Dataset records on visual material
+++
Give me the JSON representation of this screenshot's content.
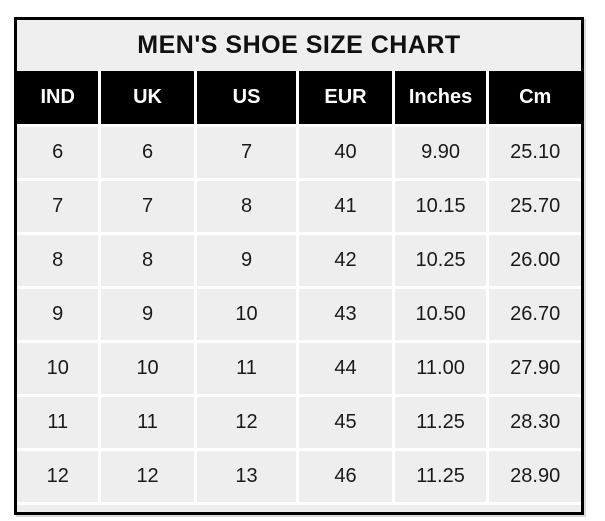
{
  "title": "MEN'S SHOE SIZE CHART",
  "table": {
    "columns": [
      "IND",
      "UK",
      "US",
      "EUR",
      "Inches",
      "Cm"
    ],
    "rows": [
      [
        "6",
        "6",
        "7",
        "40",
        "9.90",
        "25.10"
      ],
      [
        "7",
        "7",
        "8",
        "41",
        "10.15",
        "25.70"
      ],
      [
        "8",
        "8",
        "9",
        "42",
        "10.25",
        "26.00"
      ],
      [
        "9",
        "9",
        "10",
        "43",
        "10.50",
        "26.70"
      ],
      [
        "10",
        "10",
        "11",
        "44",
        "11.00",
        "27.90"
      ],
      [
        "11",
        "11",
        "12",
        "45",
        "11.25",
        "28.30"
      ],
      [
        "12",
        "12",
        "13",
        "46",
        "11.25",
        "28.90"
      ]
    ]
  },
  "colors": {
    "frame_border": "#000000",
    "header_bg": "#000000",
    "header_text": "#ffffff",
    "cell_bg": "#eeeeee",
    "title_bg": "#efefef",
    "grid_line": "#ffffff",
    "cell_text": "#1a1a1a",
    "page_bg": "#ffffff"
  },
  "chart_data": {
    "type": "table",
    "title": "MEN'S SHOE SIZE CHART",
    "columns": [
      "IND",
      "UK",
      "US",
      "EUR",
      "Inches",
      "Cm"
    ],
    "rows": [
      [
        6,
        6,
        7,
        40,
        9.9,
        25.1
      ],
      [
        7,
        7,
        8,
        41,
        10.15,
        25.7
      ],
      [
        8,
        8,
        9,
        42,
        10.25,
        26.0
      ],
      [
        9,
        9,
        10,
        43,
        10.5,
        26.7
      ],
      [
        10,
        10,
        11,
        44,
        11.0,
        27.9
      ],
      [
        11,
        11,
        12,
        45,
        11.25,
        28.3
      ],
      [
        12,
        12,
        13,
        46,
        11.25,
        28.9
      ]
    ]
  }
}
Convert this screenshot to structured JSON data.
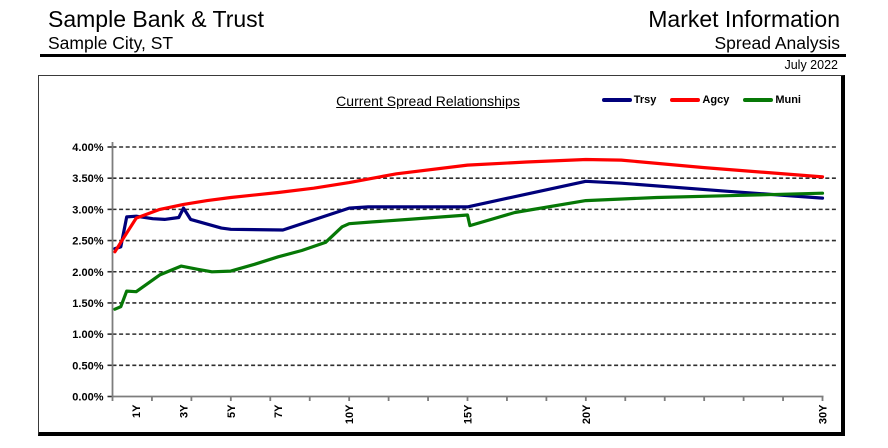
{
  "header": {
    "left": {
      "title": "Sample Bank & Trust",
      "subtitle": "Sample City, ST"
    },
    "right": {
      "title": "Market Information",
      "subtitle": "Spread Analysis"
    },
    "date": "July 2022"
  },
  "chart_data": {
    "type": "line",
    "title": "Current Spread Relationships",
    "grid": "horizontal-dashed",
    "legend_position": "top-right",
    "x_axis": {
      "unit": "maturity-years",
      "range_years": [
        0,
        30
      ],
      "tick_labels": [
        "1Y",
        "3Y",
        "5Y",
        "7Y",
        "10Y",
        "15Y",
        "20Y",
        "30Y"
      ],
      "tick_years": [
        1,
        3,
        5,
        7,
        10,
        15,
        20,
        30
      ],
      "label_rotation_deg": -90
    },
    "y_axis": {
      "min": 0,
      "max": 4,
      "step": 0.5,
      "format": "percent",
      "tick_labels": [
        "4.00%",
        "3.50%",
        "3.00%",
        "2.50%",
        "2.00%",
        "1.50%",
        "1.00%",
        "0.50%",
        "0.00%"
      ]
    },
    "series": [
      {
        "name": "Trsy",
        "color": "#00007B",
        "points": [
          [
            0.1,
            2.37
          ],
          [
            0.35,
            2.4
          ],
          [
            0.6,
            2.88
          ],
          [
            1,
            2.89
          ],
          [
            1.7,
            2.85
          ],
          [
            2.2,
            2.84
          ],
          [
            2.8,
            2.87
          ],
          [
            3,
            3.02
          ],
          [
            3.3,
            2.84
          ],
          [
            4.6,
            2.7
          ],
          [
            5,
            2.68
          ],
          [
            7.2,
            2.67
          ],
          [
            10,
            3.02
          ],
          [
            10.8,
            3.04
          ],
          [
            15,
            3.04
          ],
          [
            20,
            3.45
          ],
          [
            21.5,
            3.42
          ],
          [
            26,
            3.29
          ],
          [
            30,
            3.18
          ]
        ]
      },
      {
        "name": "Agcy",
        "color": "#FE0000",
        "points": [
          [
            0.1,
            2.32
          ],
          [
            0.5,
            2.56
          ],
          [
            1,
            2.86
          ],
          [
            2,
            3.0
          ],
          [
            3,
            3.08
          ],
          [
            4,
            3.14
          ],
          [
            5,
            3.19
          ],
          [
            7,
            3.27
          ],
          [
            8.5,
            3.34
          ],
          [
            10,
            3.43
          ],
          [
            12,
            3.57
          ],
          [
            15,
            3.71
          ],
          [
            17.5,
            3.76
          ],
          [
            20,
            3.8
          ],
          [
            21.5,
            3.79
          ],
          [
            25,
            3.67
          ],
          [
            30,
            3.52
          ]
        ]
      },
      {
        "name": "Muni",
        "color": "#067806",
        "points": [
          [
            0.1,
            1.4
          ],
          [
            0.35,
            1.44
          ],
          [
            0.6,
            1.69
          ],
          [
            1,
            1.68
          ],
          [
            2,
            1.95
          ],
          [
            2.9,
            2.09
          ],
          [
            3.6,
            2.04
          ],
          [
            4.2,
            2.0
          ],
          [
            5,
            2.01
          ],
          [
            6,
            2.12
          ],
          [
            7,
            2.24
          ],
          [
            8,
            2.34
          ],
          [
            9,
            2.47
          ],
          [
            9.7,
            2.72
          ],
          [
            10,
            2.77
          ],
          [
            11,
            2.8
          ],
          [
            12.5,
            2.84
          ],
          [
            15,
            2.91
          ],
          [
            15.1,
            2.74
          ],
          [
            17,
            2.95
          ],
          [
            20,
            3.14
          ],
          [
            23,
            3.19
          ],
          [
            26,
            3.22
          ],
          [
            30,
            3.26
          ]
        ]
      }
    ]
  }
}
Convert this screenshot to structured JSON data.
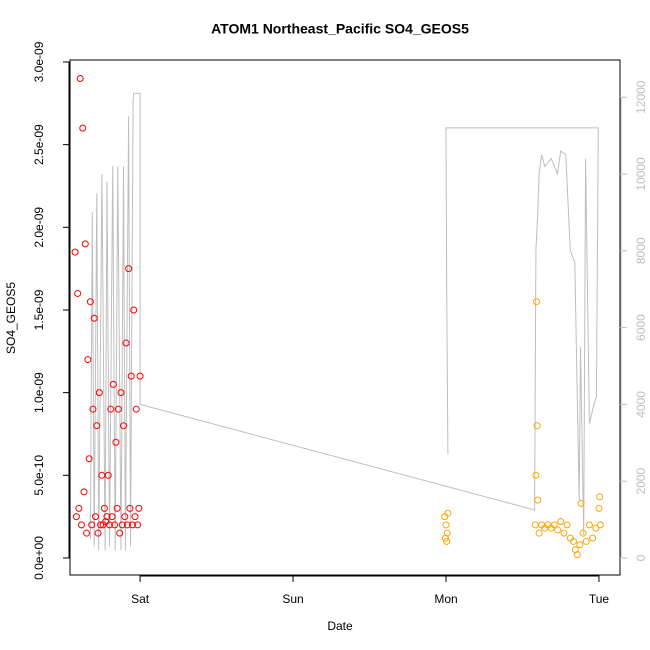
{
  "chart_data": {
    "type": "scatter",
    "title": "ATOM1 Northeast_Pacific SO4_GEOS5",
    "x_label": "Date",
    "y_label": "SO4_GEOS5",
    "xlim": [
      -11,
      75.3
    ],
    "xticks": [
      {
        "value": 0,
        "label": "Sat"
      },
      {
        "value": 24,
        "label": "Sun"
      },
      {
        "value": 48,
        "label": "Mon"
      },
      {
        "value": 72,
        "label": "Tue"
      }
    ],
    "ylim": [
      -1.03e-10,
      3.012e-09
    ],
    "yticks": [
      {
        "value": 0,
        "label": "0.0e+00"
      },
      {
        "value": 5e-10,
        "label": "5.0e-10"
      },
      {
        "value": 1e-09,
        "label": "1.0e-09"
      },
      {
        "value": 1.5e-09,
        "label": "1.5e-09"
      },
      {
        "value": 2e-09,
        "label": "2.0e-09"
      },
      {
        "value": 2.5e-09,
        "label": "2.5e-09"
      },
      {
        "value": 3e-09,
        "label": "3.0e-09"
      }
    ],
    "y2lim": [
      -443,
      12969
    ],
    "y2ticks": [
      0,
      2000,
      4000,
      6000,
      8000,
      10000,
      12000
    ],
    "series": [
      {
        "type": "scatter",
        "color": "#ff0000",
        "x": [
          -10.2,
          -10.0,
          -9.8,
          -9.6,
          -9.4,
          -9.2,
          -9.0,
          -8.8,
          -8.6,
          -8.4,
          -8.2,
          -8.0,
          -7.8,
          -7.6,
          -7.4,
          -7.2,
          -7.0,
          -6.8,
          -6.6,
          -6.4,
          -6.2,
          -6.0,
          -5.8,
          -5.6,
          -5.4,
          -5.2,
          -5.0,
          -4.8,
          -4.6,
          -4.4,
          -4.2,
          -4.0,
          -3.8,
          -3.6,
          -3.4,
          -3.2,
          -3.0,
          -2.8,
          -2.6,
          -2.4,
          -2.2,
          -2.0,
          -1.8,
          -1.6,
          -1.4,
          -1.2,
          -1.0,
          -0.8,
          -0.6,
          -0.4,
          -0.2,
          0.0
        ],
        "values": [
          1.85e-09,
          2.5e-10,
          1.6e-09,
          3e-10,
          2.9e-09,
          2e-10,
          2.6e-09,
          4e-10,
          1.9e-09,
          1.5e-10,
          1.2e-09,
          6e-10,
          1.55e-09,
          2e-10,
          9e-10,
          1.45e-09,
          2.5e-10,
          8e-10,
          1.5e-10,
          1e-09,
          2e-10,
          5e-10,
          2e-10,
          3e-10,
          2.2e-10,
          2.5e-10,
          5e-10,
          2e-10,
          9e-10,
          2.5e-10,
          1.05e-09,
          2e-10,
          7e-10,
          3e-10,
          9e-10,
          1.5e-10,
          1e-09,
          2e-10,
          8e-10,
          2.5e-10,
          1.3e-09,
          2e-10,
          1.75e-09,
          3e-10,
          1.1e-09,
          2e-10,
          1.5e-09,
          2.5e-10,
          9e-10,
          2e-10,
          3e-10,
          1.1e-09
        ]
      },
      {
        "type": "scatter",
        "color": "#ffa500",
        "x": [
          47.8,
          47.9,
          48.0,
          48.1,
          48.2,
          48.3,
          62.0,
          62.1,
          62.2,
          62.3,
          62.4,
          62.6,
          63.0,
          63.5,
          64.0,
          64.5,
          65.0,
          65.5,
          66.0,
          66.5,
          67.0,
          67.5,
          68.0,
          68.3,
          68.6,
          69.0,
          69.2,
          69.5,
          70.0,
          70.5,
          71.0,
          71.5,
          72.0,
          72.1,
          72.2
        ],
        "values": [
          2.5e-10,
          1.2e-10,
          2e-10,
          1e-10,
          1.5e-10,
          2.7e-10,
          2e-10,
          5e-10,
          1.55e-09,
          8e-10,
          3.5e-10,
          1.5e-10,
          2e-10,
          1.8e-10,
          2e-10,
          1.8e-10,
          2e-10,
          1.7e-10,
          2.2e-10,
          1.5e-10,
          2e-10,
          1.2e-10,
          1e-10,
          5e-11,
          2e-11,
          8e-11,
          3.3e-10,
          1.5e-10,
          1e-10,
          2e-10,
          1.2e-10,
          1.8e-10,
          3e-10,
          3.7e-10,
          2e-10
        ]
      },
      {
        "type": "line",
        "axis": "y2",
        "color": "#bebebe",
        "x": [
          -7.8,
          -7.5,
          -7.2,
          -6.8,
          -6.5,
          -6.0,
          -5.5,
          -5.2,
          -4.8,
          -4.3,
          -3.9,
          -3.5,
          -3.0,
          -2.6,
          -2.3,
          -1.8,
          -1.5,
          -1.1,
          -1.0,
          0,
          0,
          61.9,
          62.1,
          62.4,
          62.6,
          63.0,
          63.5,
          64.5,
          65.5,
          66.0,
          66.8,
          67.5,
          68.2,
          68.9,
          69.1,
          69.6,
          69.9,
          70.5,
          71.2,
          71.6,
          71.9,
          48.0,
          48.1,
          48.3
        ],
        "values": [
          500,
          9000,
          300,
          9500,
          200,
          10000,
          200,
          9800,
          300,
          10200,
          200,
          10200,
          200,
          10200,
          200,
          11500,
          300,
          11900,
          12100,
          12100,
          4000,
          1250,
          8000,
          9000,
          10000,
          10500,
          10200,
          10400,
          10000,
          10600,
          10500,
          8000,
          7700,
          1500,
          5500,
          600,
          10400,
          3500,
          4000,
          4200,
          11200,
          11200,
          7000,
          2700
        ]
      }
    ]
  }
}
+++
### Exercise prompt
Find every line in the records above that contains the word "SHOE", and copy each one.

### Solved problem
  "title": "MEN'S SHOE SIZE CHART",
    "title": "MEN'S SHOE SIZE CHART",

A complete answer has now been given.